Scan the records for the string "people"; copy each line where it occurs.

◆ **Records supplied**:
--- BEGIN ---
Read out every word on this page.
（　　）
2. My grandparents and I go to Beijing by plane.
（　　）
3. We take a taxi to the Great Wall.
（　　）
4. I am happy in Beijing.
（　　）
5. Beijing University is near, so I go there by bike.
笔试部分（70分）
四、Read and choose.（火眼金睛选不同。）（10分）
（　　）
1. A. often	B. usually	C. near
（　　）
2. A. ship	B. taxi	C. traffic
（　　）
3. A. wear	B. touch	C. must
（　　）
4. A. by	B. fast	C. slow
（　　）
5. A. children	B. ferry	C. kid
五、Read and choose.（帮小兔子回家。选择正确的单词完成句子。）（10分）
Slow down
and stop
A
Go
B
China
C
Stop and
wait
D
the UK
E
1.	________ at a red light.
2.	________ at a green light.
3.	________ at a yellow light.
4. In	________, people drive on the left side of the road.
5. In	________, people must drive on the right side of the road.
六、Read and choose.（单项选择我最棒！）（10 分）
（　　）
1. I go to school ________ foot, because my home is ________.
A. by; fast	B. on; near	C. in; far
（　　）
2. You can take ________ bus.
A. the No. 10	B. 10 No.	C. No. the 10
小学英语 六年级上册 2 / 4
--- END ---
◆ **Full solution**:
4. In	________, people drive on the left side of the road.
5. In	________, people must drive on the right side of the road.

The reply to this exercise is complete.